* Short task *
Rewrite every line of the records below as a numbered list, dropping any blank lines and leaving out the pictures.
-- Begin Information supplied --
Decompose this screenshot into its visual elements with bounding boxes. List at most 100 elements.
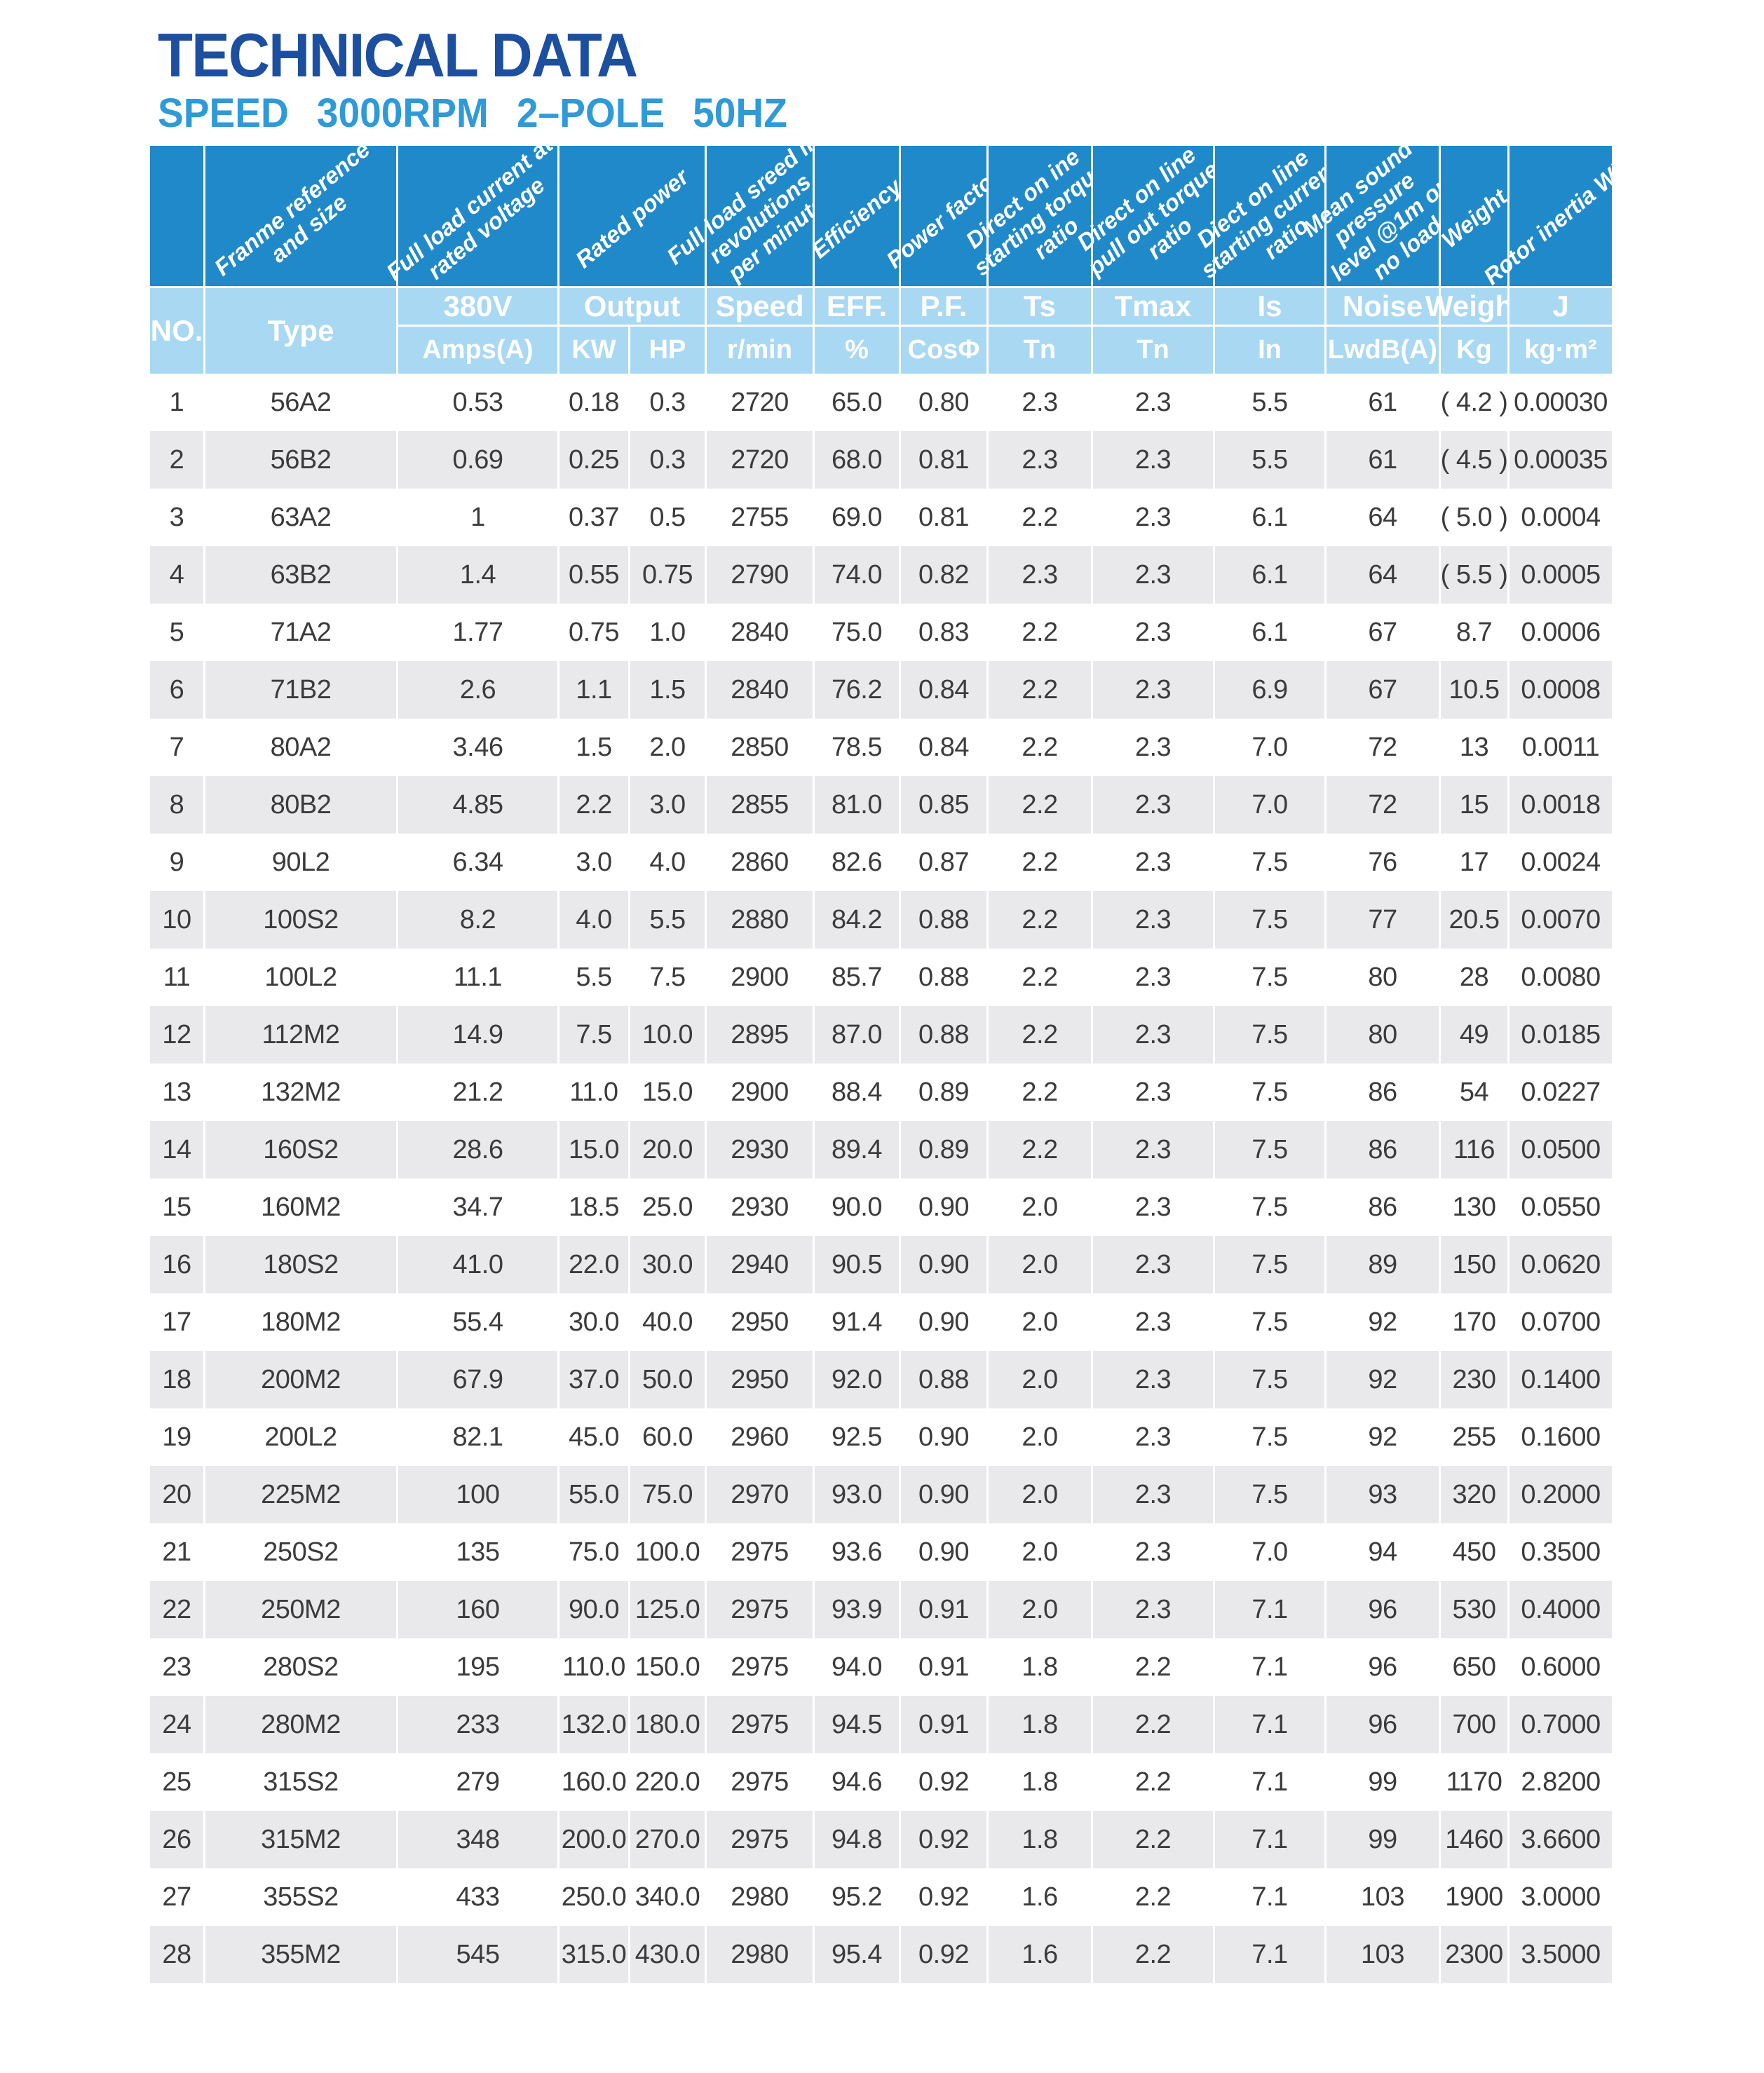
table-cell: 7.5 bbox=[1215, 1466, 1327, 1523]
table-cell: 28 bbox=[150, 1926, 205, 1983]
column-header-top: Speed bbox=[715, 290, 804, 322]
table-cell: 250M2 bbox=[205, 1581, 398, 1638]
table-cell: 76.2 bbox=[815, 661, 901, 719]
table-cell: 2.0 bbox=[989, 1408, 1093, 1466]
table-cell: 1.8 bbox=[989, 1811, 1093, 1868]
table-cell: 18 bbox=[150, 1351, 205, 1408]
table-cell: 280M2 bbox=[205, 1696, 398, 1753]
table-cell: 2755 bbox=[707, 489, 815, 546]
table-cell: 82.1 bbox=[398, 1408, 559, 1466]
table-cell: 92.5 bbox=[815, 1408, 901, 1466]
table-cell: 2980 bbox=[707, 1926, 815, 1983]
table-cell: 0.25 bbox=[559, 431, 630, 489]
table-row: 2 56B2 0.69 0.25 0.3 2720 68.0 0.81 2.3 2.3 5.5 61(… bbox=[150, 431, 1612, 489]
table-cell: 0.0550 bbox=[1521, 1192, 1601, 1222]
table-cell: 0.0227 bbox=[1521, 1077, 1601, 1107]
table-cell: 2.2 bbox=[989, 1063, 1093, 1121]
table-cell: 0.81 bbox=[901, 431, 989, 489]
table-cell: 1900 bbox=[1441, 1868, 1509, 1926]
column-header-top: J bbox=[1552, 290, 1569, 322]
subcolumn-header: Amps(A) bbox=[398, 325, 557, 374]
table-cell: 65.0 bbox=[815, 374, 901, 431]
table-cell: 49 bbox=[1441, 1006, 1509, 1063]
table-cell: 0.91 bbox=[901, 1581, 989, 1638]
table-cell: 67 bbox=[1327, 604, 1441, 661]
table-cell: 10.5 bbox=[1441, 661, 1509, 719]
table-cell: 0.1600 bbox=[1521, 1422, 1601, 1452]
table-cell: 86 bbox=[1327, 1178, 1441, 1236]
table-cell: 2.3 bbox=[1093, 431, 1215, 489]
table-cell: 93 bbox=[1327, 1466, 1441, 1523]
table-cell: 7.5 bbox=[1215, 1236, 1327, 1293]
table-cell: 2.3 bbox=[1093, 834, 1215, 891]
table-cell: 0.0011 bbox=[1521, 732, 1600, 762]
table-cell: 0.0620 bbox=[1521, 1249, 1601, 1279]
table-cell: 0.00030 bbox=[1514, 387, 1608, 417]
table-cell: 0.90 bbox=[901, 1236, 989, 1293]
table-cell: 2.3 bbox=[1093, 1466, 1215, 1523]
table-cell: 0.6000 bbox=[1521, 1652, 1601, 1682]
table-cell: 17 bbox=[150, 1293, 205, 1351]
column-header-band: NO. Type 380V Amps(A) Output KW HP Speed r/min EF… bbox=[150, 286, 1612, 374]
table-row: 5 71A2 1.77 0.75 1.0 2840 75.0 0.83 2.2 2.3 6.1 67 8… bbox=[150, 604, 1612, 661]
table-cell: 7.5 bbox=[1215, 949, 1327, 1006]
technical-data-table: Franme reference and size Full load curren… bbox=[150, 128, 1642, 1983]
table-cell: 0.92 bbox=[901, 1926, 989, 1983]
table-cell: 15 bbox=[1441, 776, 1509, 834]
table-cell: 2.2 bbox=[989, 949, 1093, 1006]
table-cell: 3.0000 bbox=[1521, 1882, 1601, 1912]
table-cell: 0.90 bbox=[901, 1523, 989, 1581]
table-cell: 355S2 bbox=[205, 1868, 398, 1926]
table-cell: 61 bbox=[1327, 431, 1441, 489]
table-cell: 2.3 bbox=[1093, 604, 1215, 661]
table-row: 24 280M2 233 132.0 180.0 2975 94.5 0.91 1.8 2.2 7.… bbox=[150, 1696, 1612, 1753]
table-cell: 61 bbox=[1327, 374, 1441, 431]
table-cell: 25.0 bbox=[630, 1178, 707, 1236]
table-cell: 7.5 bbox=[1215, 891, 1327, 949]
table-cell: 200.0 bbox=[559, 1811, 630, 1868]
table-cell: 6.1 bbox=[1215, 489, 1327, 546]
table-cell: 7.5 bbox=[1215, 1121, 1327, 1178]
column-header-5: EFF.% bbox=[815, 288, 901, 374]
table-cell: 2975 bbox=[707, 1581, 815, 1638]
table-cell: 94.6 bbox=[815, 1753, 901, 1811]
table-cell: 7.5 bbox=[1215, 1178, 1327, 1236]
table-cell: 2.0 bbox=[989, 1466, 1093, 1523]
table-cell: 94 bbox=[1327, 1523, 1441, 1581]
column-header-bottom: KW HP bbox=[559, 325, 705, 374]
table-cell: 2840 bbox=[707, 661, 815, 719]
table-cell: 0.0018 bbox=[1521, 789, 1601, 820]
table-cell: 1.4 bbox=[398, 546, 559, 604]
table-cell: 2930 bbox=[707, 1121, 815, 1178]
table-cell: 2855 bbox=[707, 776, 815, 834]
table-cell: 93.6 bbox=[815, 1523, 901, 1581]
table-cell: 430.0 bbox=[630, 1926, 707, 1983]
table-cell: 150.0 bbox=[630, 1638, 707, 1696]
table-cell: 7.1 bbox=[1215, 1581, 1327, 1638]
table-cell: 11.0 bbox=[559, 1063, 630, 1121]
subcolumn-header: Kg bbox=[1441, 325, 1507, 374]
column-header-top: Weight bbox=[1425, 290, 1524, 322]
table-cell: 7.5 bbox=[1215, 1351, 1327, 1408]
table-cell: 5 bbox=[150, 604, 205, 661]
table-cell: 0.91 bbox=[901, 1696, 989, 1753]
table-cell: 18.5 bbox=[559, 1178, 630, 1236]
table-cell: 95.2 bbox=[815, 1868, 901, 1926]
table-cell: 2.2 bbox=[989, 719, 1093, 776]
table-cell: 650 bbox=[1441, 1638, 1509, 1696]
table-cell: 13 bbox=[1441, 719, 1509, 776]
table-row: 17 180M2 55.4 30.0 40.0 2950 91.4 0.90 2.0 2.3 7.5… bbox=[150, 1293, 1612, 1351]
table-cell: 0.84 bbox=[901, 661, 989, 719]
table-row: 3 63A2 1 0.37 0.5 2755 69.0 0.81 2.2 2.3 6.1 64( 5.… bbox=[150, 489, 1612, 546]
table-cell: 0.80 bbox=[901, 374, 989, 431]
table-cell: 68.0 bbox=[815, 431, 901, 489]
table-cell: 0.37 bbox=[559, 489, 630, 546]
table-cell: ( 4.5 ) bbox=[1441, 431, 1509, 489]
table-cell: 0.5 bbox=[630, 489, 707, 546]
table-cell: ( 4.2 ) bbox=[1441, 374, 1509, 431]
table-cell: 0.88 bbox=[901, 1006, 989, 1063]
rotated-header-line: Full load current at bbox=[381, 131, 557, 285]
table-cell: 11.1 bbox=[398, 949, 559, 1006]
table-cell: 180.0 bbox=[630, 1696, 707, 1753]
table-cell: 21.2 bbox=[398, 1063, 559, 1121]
-- End Information supplied --
* Answer to the problem *
1. Decompose this screenshot into its visual elements with bounding boxes. List at most 100 elements.
2. table-cell: 7.5 bbox=[1215, 1466, 1327, 1523]
3. table-cell: 28 bbox=[150, 1926, 205, 1983]
4. column-header-top: Speed bbox=[715, 290, 804, 322]
5. table-cell: 250M2 bbox=[205, 1581, 398, 1638]
6. table-cell: 76.2 bbox=[815, 661, 901, 719]
7. table-cell: 2.0 bbox=[989, 1408, 1093, 1466]
8. table-cell: 1.8 bbox=[989, 1811, 1093, 1868]
9. table-cell: 18 bbox=[150, 1351, 205, 1408]
10. table-cell: 280M2 bbox=[205, 1696, 398, 1753]
11. table-cell: 2755 bbox=[707, 489, 815, 546]
12. table-cell: 82.1 bbox=[398, 1408, 559, 1466]
13. table-cell: 92.5 bbox=[815, 1408, 901, 1466]
14. table-cell: 2980 bbox=[707, 1926, 815, 1983]
15. table-cell: 0.25 bbox=[559, 431, 630, 489]
16. table-row: 2 56B2 0.69 0.25 0.3 2720 68.0 0.81 2.3 2.3 5.5 61(… bbox=[150, 431, 1612, 489]
17. table-cell: 0.0550 bbox=[1521, 1192, 1601, 1222]
18. table-cell: 0.0227 bbox=[1521, 1077, 1601, 1107]
19. table-cell: 2.2 bbox=[989, 1063, 1093, 1121]
20. table-cell: 0.81 bbox=[901, 431, 989, 489]
21. table-cell: 1900 bbox=[1441, 1868, 1509, 1926]
22. column-header-top: J bbox=[1552, 290, 1569, 322]
23. subcolumn-header: Amps(A) bbox=[398, 325, 557, 374]
24. table-cell: 65.0 bbox=[815, 374, 901, 431]
25. table-cell: 49 bbox=[1441, 1006, 1509, 1063]
26. table-cell: 0.91 bbox=[901, 1581, 989, 1638]
27. table-cell: 67 bbox=[1327, 604, 1441, 661]
28. table-cell: 10.5 bbox=[1441, 661, 1509, 719]
29. table-cell: 0.1600 bbox=[1521, 1422, 1601, 1452]
30. table-cell: 86 bbox=[1327, 1178, 1441, 1236]
31. table-cell: 2.3 bbox=[1093, 431, 1215, 489]
32. table-cell: 93 bbox=[1327, 1466, 1441, 1523]
33. table-cell: 7.5 bbox=[1215, 1236, 1327, 1293]
34. table-cell: 2.3 bbox=[1093, 834, 1215, 891]
35. table-cell: 0.0011 bbox=[1521, 732, 1600, 762]
36. table-cell: 0.0620 bbox=[1521, 1249, 1601, 1279]
37. table-cell: 0.00030 bbox=[1514, 387, 1608, 417]
38. table-cell: 0.90 bbox=[901, 1236, 989, 1293]
39. table-cell: 2.3 bbox=[1093, 1466, 1215, 1523]
40. table-cell: 0.6000 bbox=[1521, 1652, 1601, 1682]
41. table-cell: 17 bbox=[150, 1293, 205, 1351]
42. column-header-band: NO. Type 380V Amps(A) Output KW HP Speed r/min EF… bbox=[150, 286, 1612, 374]
43. table-row: 5 71A2 1.77 0.75 1.0 2840 75.0 0.83 2.2 2.3 6.1 67 8… bbox=[150, 604, 1612, 661]
44. table-cell: 7.5 bbox=[1215, 949, 1327, 1006]
45. technical-data-table: Franme reference and size Full load curren… bbox=[150, 128, 1642, 1983]
46. table-cell: 0.92 bbox=[901, 1926, 989, 1983]
47. table-cell: 15 bbox=[1441, 776, 1509, 834]
48. table-cell: 2.2 bbox=[989, 949, 1093, 1006]
49. table-cell: 3.0000 bbox=[1521, 1882, 1601, 1912]
50. table-cell: 0.90 bbox=[901, 1523, 989, 1581]
51. table-cell: 355S2 bbox=[205, 1868, 398, 1926]
52. table-cell: 61 bbox=[1327, 431, 1441, 489]
53. table-cell: 2.3 bbox=[1093, 604, 1215, 661]
54. table-row: 24 280M2 233 132.0 180.0 2975 94.5 0.91 1.8 2.2 7.… bbox=[150, 1696, 1612, 1753]
55. table-cell: 61 bbox=[1327, 374, 1441, 431]
56. table-cell: 25.0 bbox=[630, 1178, 707, 1236]
57. table-cell: 7.5 bbox=[1215, 891, 1327, 949]
58. table-cell: 200.0 bbox=[559, 1811, 630, 1868]
59. table-cell: 6.1 bbox=[1215, 489, 1327, 546]
60. table-cell: 7.5 bbox=[1215, 1121, 1327, 1178]
61. column-header-5: EFF.% bbox=[815, 288, 901, 374]
62. table-cell: 2975 bbox=[707, 1581, 815, 1638]
63. table-cell: 94.6 bbox=[815, 1753, 901, 1811]
64. table-cell: 7.5 bbox=[1215, 1178, 1327, 1236]
65. table-cell: 2.0 bbox=[989, 1466, 1093, 1523]
66. table-cell: 94 bbox=[1327, 1523, 1441, 1581]
67. column-header-bottom: KW HP bbox=[559, 325, 705, 374]
68. table-cell: 2840 bbox=[707, 661, 815, 719]
69. table-cell: 0.0018 bbox=[1521, 789, 1601, 820]
70. table-cell: 1.4 bbox=[398, 546, 559, 604]
71. table-cell: 2930 bbox=[707, 1121, 815, 1178]
72. table-cell: 2855 bbox=[707, 776, 815, 834]
73. table-cell: 93.6 bbox=[815, 1523, 901, 1581]
74. table-cell: 430.0 bbox=[630, 1926, 707, 1983]
75. table-cell: 150.0 bbox=[630, 1638, 707, 1696]
76. table-cell: 7.1 bbox=[1215, 1581, 1327, 1638]
77. table-cell: 11.0 bbox=[559, 1063, 630, 1121]
78. subcolumn-header: Kg bbox=[1441, 325, 1507, 374]
79. column-header-top: Weight bbox=[1425, 290, 1524, 322]
80. table-cell: 7.5 bbox=[1215, 1351, 1327, 1408]
81. table-cell: 5 bbox=[150, 604, 205, 661]
82. table-cell: 0.91 bbox=[901, 1696, 989, 1753]
83. table-cell: 18.5 bbox=[559, 1178, 630, 1236]
84. table-cell: 95.2 bbox=[815, 1868, 901, 1926]
85. table-cell: 2.2 bbox=[989, 719, 1093, 776]
86. table-cell: 650 bbox=[1441, 1638, 1509, 1696]
87. table-cell: 13 bbox=[1441, 719, 1509, 776]
88. table-row: 17 180M2 55.4 30.0 40.0 2950 91.4 0.90 2.0 2.3 7.5… bbox=[150, 1293, 1612, 1351]
89. table-cell: 0.84 bbox=[901, 661, 989, 719]
90. table-row: 3 63A2 1 0.37 0.5 2755 69.0 0.81 2.2 2.3 6.1 64( 5.… bbox=[150, 489, 1612, 546]
91. table-cell: 0.80 bbox=[901, 374, 989, 431]
92. table-cell: 68.0 bbox=[815, 431, 901, 489]
93. table-cell: 0.37 bbox=[559, 489, 630, 546]
94. table-cell: ( 4.5 ) bbox=[1441, 431, 1509, 489]
95. table-cell: 0.5 bbox=[630, 489, 707, 546]
96. table-cell: ( 4.2 ) bbox=[1441, 374, 1509, 431]
97. table-cell: 0.88 bbox=[901, 1006, 989, 1063]
98. rotated-header-line: Full load current at bbox=[381, 131, 557, 285]
99. table-cell: 11.1 bbox=[398, 949, 559, 1006]
100. table-cell: 180.0 bbox=[630, 1696, 707, 1753]
101. table-cell: 21.2 bbox=[398, 1063, 559, 1121]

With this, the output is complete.